Written exercise: Retype each entry below exactly as it stands.

Extracted records:

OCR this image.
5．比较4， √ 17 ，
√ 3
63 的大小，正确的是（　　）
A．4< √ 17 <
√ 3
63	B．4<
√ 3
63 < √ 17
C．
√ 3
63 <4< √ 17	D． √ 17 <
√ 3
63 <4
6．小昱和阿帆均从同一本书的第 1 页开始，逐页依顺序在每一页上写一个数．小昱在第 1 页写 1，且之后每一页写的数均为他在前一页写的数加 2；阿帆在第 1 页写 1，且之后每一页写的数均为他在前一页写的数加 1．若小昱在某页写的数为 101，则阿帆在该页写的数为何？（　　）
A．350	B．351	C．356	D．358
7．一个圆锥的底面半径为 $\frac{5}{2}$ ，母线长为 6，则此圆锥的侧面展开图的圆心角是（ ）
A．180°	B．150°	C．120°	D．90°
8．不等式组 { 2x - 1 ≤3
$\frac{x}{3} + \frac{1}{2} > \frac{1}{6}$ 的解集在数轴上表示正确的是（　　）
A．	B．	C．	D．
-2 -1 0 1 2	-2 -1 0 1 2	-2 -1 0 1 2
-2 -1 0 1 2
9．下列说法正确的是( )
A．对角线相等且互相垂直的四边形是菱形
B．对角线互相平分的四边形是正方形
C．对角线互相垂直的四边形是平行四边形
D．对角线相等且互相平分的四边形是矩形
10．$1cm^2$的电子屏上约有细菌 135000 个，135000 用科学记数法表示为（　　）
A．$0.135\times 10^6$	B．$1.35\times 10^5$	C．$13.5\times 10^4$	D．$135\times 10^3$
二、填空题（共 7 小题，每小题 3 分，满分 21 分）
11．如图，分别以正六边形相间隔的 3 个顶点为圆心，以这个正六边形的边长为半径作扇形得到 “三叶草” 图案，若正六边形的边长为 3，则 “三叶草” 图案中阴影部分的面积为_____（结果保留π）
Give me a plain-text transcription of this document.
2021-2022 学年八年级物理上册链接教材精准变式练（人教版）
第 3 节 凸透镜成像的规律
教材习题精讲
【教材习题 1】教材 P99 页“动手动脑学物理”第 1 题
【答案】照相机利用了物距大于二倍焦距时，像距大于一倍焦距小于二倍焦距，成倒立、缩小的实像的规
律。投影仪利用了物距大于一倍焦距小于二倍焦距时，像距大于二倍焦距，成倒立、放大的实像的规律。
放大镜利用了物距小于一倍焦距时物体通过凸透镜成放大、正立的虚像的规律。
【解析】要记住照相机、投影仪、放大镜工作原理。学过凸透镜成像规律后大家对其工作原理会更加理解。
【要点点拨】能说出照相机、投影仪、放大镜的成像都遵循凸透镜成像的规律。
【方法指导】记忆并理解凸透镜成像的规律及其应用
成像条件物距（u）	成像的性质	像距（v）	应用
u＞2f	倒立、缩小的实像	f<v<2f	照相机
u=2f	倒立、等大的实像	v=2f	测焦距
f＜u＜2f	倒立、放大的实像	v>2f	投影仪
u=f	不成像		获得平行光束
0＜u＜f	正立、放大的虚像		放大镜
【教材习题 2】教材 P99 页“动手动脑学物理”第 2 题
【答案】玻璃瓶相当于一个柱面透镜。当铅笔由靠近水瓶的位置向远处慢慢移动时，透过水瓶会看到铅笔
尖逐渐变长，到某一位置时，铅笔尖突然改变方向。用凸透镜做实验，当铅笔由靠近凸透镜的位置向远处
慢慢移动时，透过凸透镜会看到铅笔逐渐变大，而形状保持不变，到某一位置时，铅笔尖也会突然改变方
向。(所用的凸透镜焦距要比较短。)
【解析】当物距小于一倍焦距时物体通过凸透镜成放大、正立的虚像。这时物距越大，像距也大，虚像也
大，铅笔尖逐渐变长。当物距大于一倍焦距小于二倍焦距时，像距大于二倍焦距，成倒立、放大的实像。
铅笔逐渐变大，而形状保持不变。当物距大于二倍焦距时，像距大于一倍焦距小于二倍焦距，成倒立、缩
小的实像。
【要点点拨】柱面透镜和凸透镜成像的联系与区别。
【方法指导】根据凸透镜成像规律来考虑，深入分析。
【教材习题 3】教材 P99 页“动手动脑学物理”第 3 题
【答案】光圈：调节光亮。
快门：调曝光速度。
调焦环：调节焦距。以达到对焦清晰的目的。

Finished exercise:
OCR this image.
5．比较4， √ 17 ，
√ 3
63 的大小，正确的是（　　）
A．4< √ 17 <
√ 3
63	B．4<
√ 3
63 < √ 17
C．
√ 3
63 <4< √ 17	D． √ 17 <
√ 3
63 <4
6．小昱和阿帆均从同一本书的第 1 页开始，逐页依顺序在每一页上写一个数．小昱在第 1 页写 1，且之后每一页写的数均为他在前一页写的数加 2；阿帆在第 1 页写 1，且之后每一页写的数均为他在前一页写的数加 1．若小昱在某页写的数为 101，则阿帆在该页写的数为何？（　　）
A．350	B．351	C．356	D．358
7．一个圆锥的底面半径为 $\frac{5}{2}$ ，母线长为 6，则此圆锥的侧面展开图的圆心角是（ ）
A．180°	B．150°	C．120°	D．90°
8．不等式组 { 2x - 1 ≤3
$\frac{x}{3} + \frac{1}{2} > \frac{1}{6}$ 的解集在数轴上表示正确的是（　　）
A．	B．	C．	D．
-2 -1 0 1 2	-2 -1 0 1 2	-2 -1 0 1 2
-2 -1 0 1 2
9．下列说法正确的是( )
A．对角线相等且互相垂直的四边形是菱形
B．对角线互相平分的四边形是正方形
C．对角线互相垂直的四边形是平行四边形
D．对角线相等且互相平分的四边形是矩形
10．$1cm^2$的电子屏上约有细菌 135000 个，135000 用科学记数法表示为（　　）
A．$0.135\times 10^6$	B．$1.35\times 10^5$	C．$13.5\times 10^4$	D．$135\times 10^3$
二、填空题（共 7 小题，每小题 3 分，满分 21 分）
11．如图，分别以正六边形相间隔的 3 个顶点为圆心，以这个正六边形的边长为半径作扇形得到 “三叶草” 图案，若正六边形的边长为 3，则 “三叶草” 图案中阴影部分的面积为_____（结果保留π）
Give me a plain-text transcription of this document.
2021-2022 学年八年级物理上册链接教材精准变式练（人教版）
第 3 节 凸透镜成像的规律
教材习题精讲
【教材习题 1】教材 P99 页“动手动脑学物理”第 1 题
【答案】照相机利用了物距大于二倍焦距时，像距大于一倍焦距小于二倍焦距，成倒立、缩小的实像的规
律。投影仪利用了物距大于一倍焦距小于二倍焦距时，像距大于二倍焦距，成倒立、放大的实像的规律。
放大镜利用了物距小于一倍焦距时物体通过凸透镜成放大、正立的虚像的规律。
【解析】要记住照相机、投影仪、放大镜工作原理。学过凸透镜成像规律后大家对其工作原理会更加理解。
【要点点拨】能说出照相机、投影仪、放大镜的成像都遵循凸透镜成像的规律。
【方法指导】记忆并理解凸透镜成像的规律及其应用
成像条件物距（u）	成像的性质	像距（v）	应用
u＞2f	倒立、缩小的实像	f<v<2f	照相机
u=2f	倒立、等大的实像	v=2f	测焦距
f＜u＜2f	倒立、放大的实像	v>2f	投影仪
u=f	不成像		获得平行光束
0＜u＜f	正立、放大的虚像		放大镜
【教材习题 2】教材 P99 页“动手动脑学物理”第 2 题
【答案】玻璃瓶相当于一个柱面透镜。当铅笔由靠近水瓶的位置向远处慢慢移动时，透过水瓶会看到铅笔
尖逐渐变长，到某一位置时，铅笔尖突然改变方向。用凸透镜做实验，当铅笔由靠近凸透镜的位置向远处
慢慢移动时，透过凸透镜会看到铅笔逐渐变大，而形状保持不变，到某一位置时，铅笔尖也会突然改变方
向。(所用的凸透镜焦距要比较短。)
【解析】当物距小于一倍焦距时物体通过凸透镜成放大、正立的虚像。这时物距越大，像距也大，虚像也
大，铅笔尖逐渐变长。当物距大于一倍焦距小于二倍焦距时，像距大于二倍焦距，成倒立、放大的实像。
铅笔逐渐变大，而形状保持不变。当物距大于二倍焦距时，像距大于一倍焦距小于二倍焦距，成倒立、缩
小的实像。
【要点点拨】柱面透镜和凸透镜成像的联系与区别。
【方法指导】根据凸透镜成像规律来考虑，深入分析。
【教材习题 3】教材 P99 页“动手动脑学物理”第 3 题
【答案】光圈：调节光亮。
快门：调曝光速度。
调焦环：调节焦距。以达到对焦清晰的目的。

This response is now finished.